• **WHAT THIS TASK INVOLVES**
Your task is to repeat the entries underneath exactly, minus the pictures.

##### SUPPLIED ENTRIES #####

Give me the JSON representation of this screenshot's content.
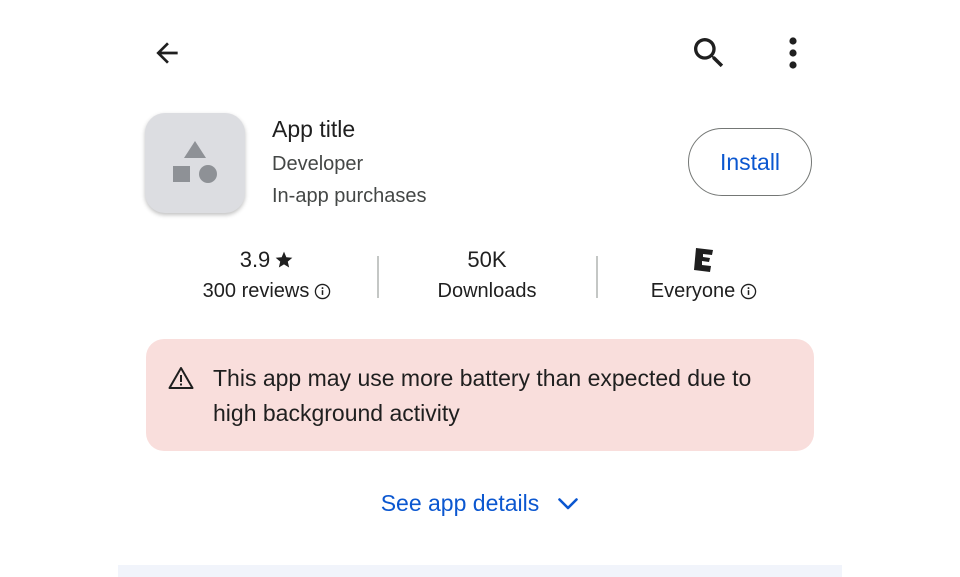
{
  "app": {
    "title": "App title",
    "developer": "Developer",
    "in_app_purchases": "In-app purchases"
  },
  "actions": {
    "install_label": "Install"
  },
  "stats": {
    "rating": {
      "value": "3.9",
      "label": "300 reviews"
    },
    "downloads": {
      "value": "50K",
      "label": "Downloads"
    },
    "content_rating": {
      "badge": "E",
      "label": "Everyone"
    }
  },
  "warning": {
    "text": "This app may use more battery than expected due to high background activity"
  },
  "details_link": {
    "label": "See app details"
  },
  "colors": {
    "accent": "#0b57d0",
    "warning_bg": "#f9dedc",
    "icon_bg": "#dcdde1"
  },
  "icons": [
    "back-arrow-icon",
    "search-icon",
    "more-vert-icon",
    "app-placeholder-icon",
    "star-icon",
    "info-icon",
    "esrb-e-icon",
    "warning-icon",
    "chevron-down-icon"
  ]
}
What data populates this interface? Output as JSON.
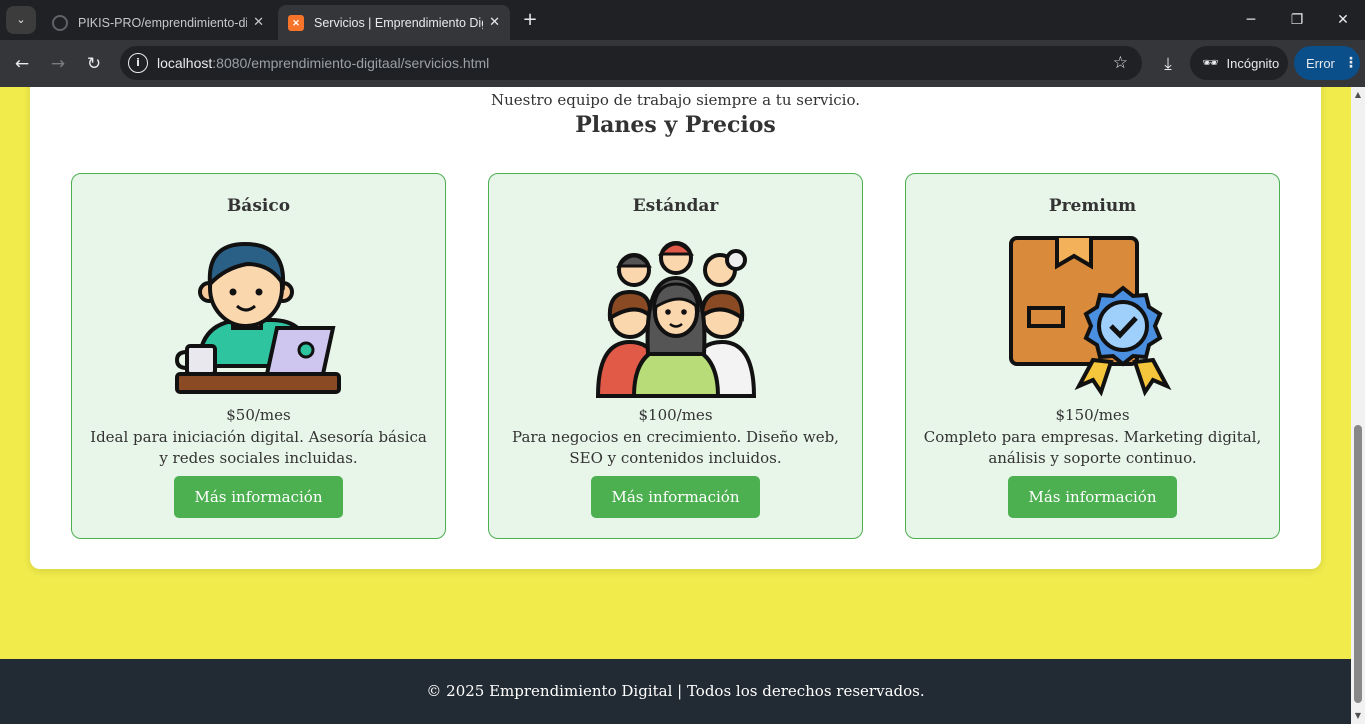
{
  "browser": {
    "tabs": [
      {
        "title": "PIKIS-PRO/emprendimiento-digital",
        "active": false
      },
      {
        "title": "Servicios | Emprendimiento Digital",
        "active": true
      }
    ],
    "url_host": "localhost",
    "url_path": ":8080/emprendimiento-digitaal/servicios.html",
    "incognito_label": "Incógnito",
    "error_label": "Error"
  },
  "page": {
    "tagline": "Nuestro equipo de trabajo siempre a tu servicio.",
    "section_title": "Planes y Precios",
    "plans": [
      {
        "name": "Básico",
        "price": "$50/mes",
        "description": "Ideal para iniciación digital. Asesoría básica y redes sociales incluidas.",
        "button": "Más información",
        "icon": "person-laptop-icon"
      },
      {
        "name": "Estándar",
        "price": "$100/mes",
        "description": "Para negocios en crecimiento. Diseño web, SEO y contenidos incluidos.",
        "button": "Más información",
        "icon": "team-group-icon"
      },
      {
        "name": "Premium",
        "price": "$150/mes",
        "description": "Completo para empresas. Marketing digital, análisis y soporte continuo.",
        "button": "Más información",
        "icon": "box-badge-icon"
      }
    ],
    "footer": "© 2025 Emprendimiento Digital | Todos los derechos reservados."
  },
  "colors": {
    "page_background": "#f1ec4c",
    "card_background": "#e8f5e9",
    "accent_green": "#4caf50",
    "footer_background": "#222b33"
  }
}
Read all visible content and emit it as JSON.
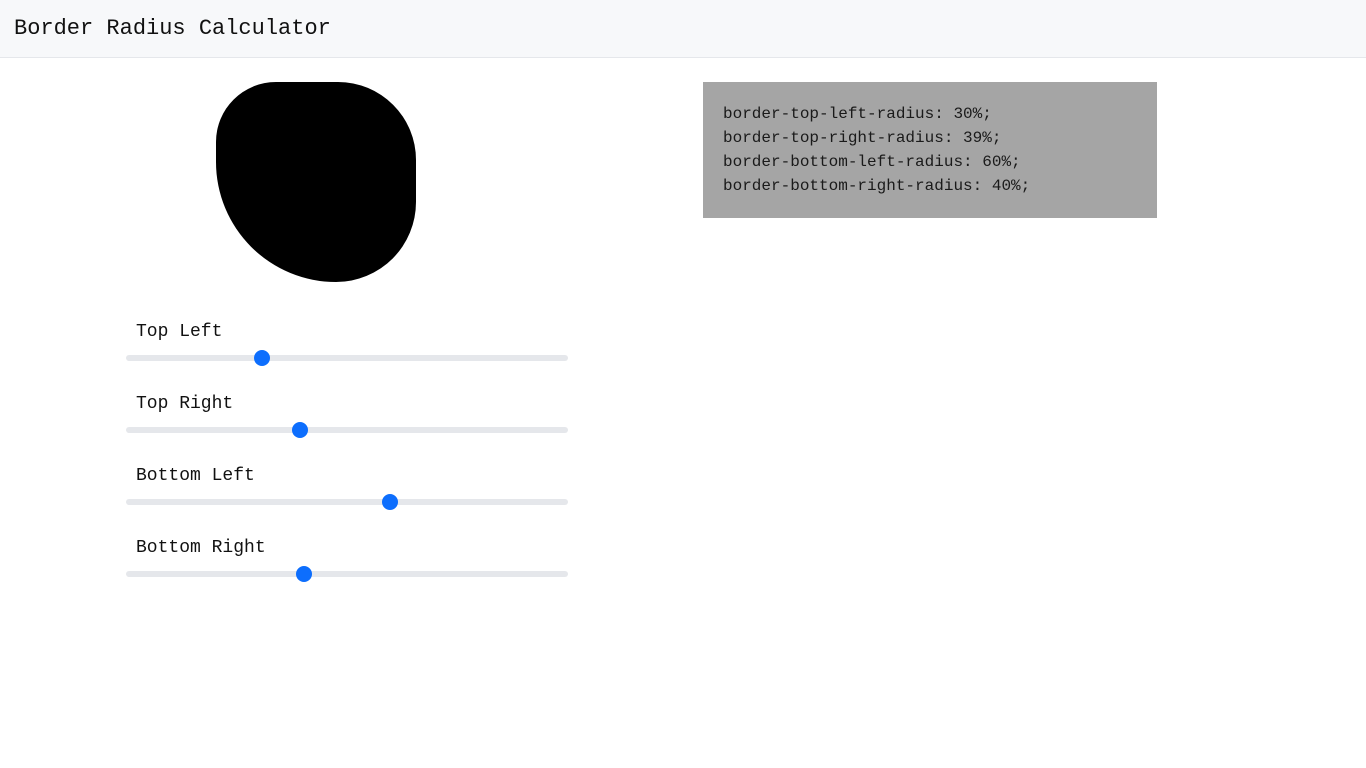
{
  "header": {
    "title": "Border Radius Calculator"
  },
  "sliders": {
    "topLeft": {
      "label": "Top Left",
      "value": 30
    },
    "topRight": {
      "label": "Top Right",
      "value": 39
    },
    "bottomLeft": {
      "label": "Bottom Left",
      "value": 60
    },
    "bottomRight": {
      "label": "Bottom Right",
      "value": 40
    }
  },
  "code": {
    "line1": "border-top-left-radius: 30%;",
    "line2": "border-top-right-radius: 39%;",
    "line3": "border-bottom-left-radius: 60%;",
    "line4": "border-bottom-right-radius: 40%;"
  }
}
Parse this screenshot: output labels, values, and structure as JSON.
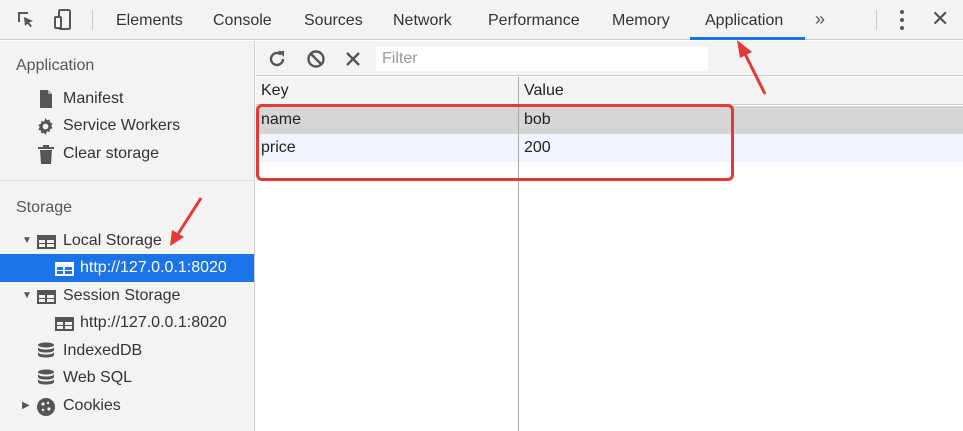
{
  "tabs": [
    "Elements",
    "Console",
    "Sources",
    "Network",
    "Performance",
    "Memory",
    "Application"
  ],
  "active_tab": "Application",
  "overflow_glyph": "»",
  "close_glyph": "✕",
  "sidebar": {
    "application_title": "Application",
    "application_items": [
      "Manifest",
      "Service Workers",
      "Clear storage"
    ],
    "storage_title": "Storage",
    "local_storage": "Local Storage",
    "local_storage_child": "http://127.0.0.1:8020",
    "session_storage": "Session Storage",
    "session_storage_child": "http://127.0.0.1:8020",
    "indexeddb": "IndexedDB",
    "websql": "Web SQL",
    "cookies": "Cookies"
  },
  "toolbar": {
    "filter_placeholder": "Filter",
    "filter_value": ""
  },
  "table": {
    "headers": [
      "Key",
      "Value"
    ],
    "rows": [
      {
        "key": "name",
        "value": "bob"
      },
      {
        "key": "price",
        "value": "200"
      }
    ]
  },
  "icons": {
    "inspect": "inspect-icon",
    "device": "device-toolbar-icon",
    "refresh": "refresh-icon",
    "clear": "clear-all-icon",
    "delete": "delete-selected-icon"
  },
  "colors": {
    "accent": "#1a73e8",
    "annotation": "#e53935"
  }
}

#####

• **CORRECT ANSWER**
Give me the JSON representation of this screenshot's content.
{
  "app": {
    "title": "App title",
    "developer": "Developer",
    "in_app_purchases": "In-app purchases"
  },
  "actions": {
    "install_label": "Install"
  },
  "stats": {
    "rating": {
      "value": "3.9",
      "label": "300 reviews"
    },
    "downloads": {
      "value": "50K",
      "label": "Downloads"
    },
    "content_rating": {
      "badge": "E",
      "label": "Everyone"
    }
  },
  "warning": {
    "text": "This app may use more battery than expected due to high background activity"
  },
  "details_link": {
    "label": "See app details"
  },
  "colors": {
    "accent": "#0b57d0",
    "warning_bg": "#f9dedc",
    "icon_bg": "#dcdde1"
  },
  "icons": [
    "back-arrow-icon",
    "search-icon",
    "more-vert-icon",
    "app-placeholder-icon",
    "star-icon",
    "info-icon",
    "esrb-e-icon",
    "warning-icon",
    "chevron-down-icon"
  ]
}
What data populates this interface? Output as JSON.
{
  "browser": {
    "tabs": [
      {
        "title": "PIKIS-PRO/emprendimiento-digital",
        "active": false
      },
      {
        "title": "Servicios | Emprendimiento Digital",
        "active": true
      }
    ],
    "url_host": "localhost",
    "url_path": ":8080/emprendimiento-digitaal/servicios.html",
    "incognito_label": "Incógnito",
    "error_label": "Error"
  },
  "page": {
    "tagline": "Nuestro equipo de trabajo siempre a tu servicio.",
    "section_title": "Planes y Precios",
    "plans": [
      {
        "name": "Básico",
        "price": "$50/mes",
        "description": "Ideal para iniciación digital. Asesoría básica y redes sociales incluidas.",
        "button": "Más información",
        "icon": "person-laptop-icon"
      },
      {
        "name": "Estándar",
        "price": "$100/mes",
        "description": "Para negocios en crecimiento. Diseño web, SEO y contenidos incluidos.",
        "button": "Más información",
        "icon": "team-group-icon"
      },
      {
        "name": "Premium",
        "price": "$150/mes",
        "description": "Completo para empresas. Marketing digital, análisis y soporte continuo.",
        "button": "Más información",
        "icon": "box-badge-icon"
      }
    ],
    "footer": "© 2025 Emprendimiento Digital | Todos los derechos reservados."
  },
  "colors": {
    "page_background": "#f1ec4c",
    "card_background": "#e8f5e9",
    "accent_green": "#4caf50",
    "footer_background": "#222b33"
  }
}
Read all visible content and emit it as JSON.
{
  "header": {
    "title": "Border Radius Calculator"
  },
  "sliders": {
    "topLeft": {
      "label": "Top Left",
      "value": 30
    },
    "topRight": {
      "label": "Top Right",
      "value": 39
    },
    "bottomLeft": {
      "label": "Bottom Left",
      "value": 60
    },
    "bottomRight": {
      "label": "Bottom Right",
      "value": 40
    }
  },
  "code": {
    "line1": "border-top-left-radius: 30%;",
    "line2": "border-top-right-radius: 39%;",
    "line3": "border-bottom-left-radius: 60%;",
    "line4": "border-bottom-right-radius: 40%;"
  }
}
Parse this screenshot: output labels, values, and structure as JSON.
{
  "tabs": [
    "Elements",
    "Console",
    "Sources",
    "Network",
    "Performance",
    "Memory",
    "Application"
  ],
  "active_tab": "Application",
  "overflow_glyph": "»",
  "close_glyph": "✕",
  "sidebar": {
    "application_title": "Application",
    "application_items": [
      "Manifest",
      "Service Workers",
      "Clear storage"
    ],
    "storage_title": "Storage",
    "local_storage": "Local Storage",
    "local_storage_child": "http://127.0.0.1:8020",
    "session_storage": "Session Storage",
    "session_storage_child": "http://127.0.0.1:8020",
    "indexeddb": "IndexedDB",
    "websql": "Web SQL",
    "cookies": "Cookies"
  },
  "toolbar": {
    "filter_placeholder": "Filter",
    "filter_value": ""
  },
  "table": {
    "headers": [
      "Key",
      "Value"
    ],
    "rows": [
      {
        "key": "name",
        "value": "bob"
      },
      {
        "key": "price",
        "value": "200"
      }
    ]
  },
  "icons": {
    "inspect": "inspect-icon",
    "device": "device-toolbar-icon",
    "refresh": "refresh-icon",
    "clear": "clear-all-icon",
    "delete": "delete-selected-icon"
  },
  "colors": {
    "accent": "#1a73e8",
    "annotation": "#e53935"
  }
}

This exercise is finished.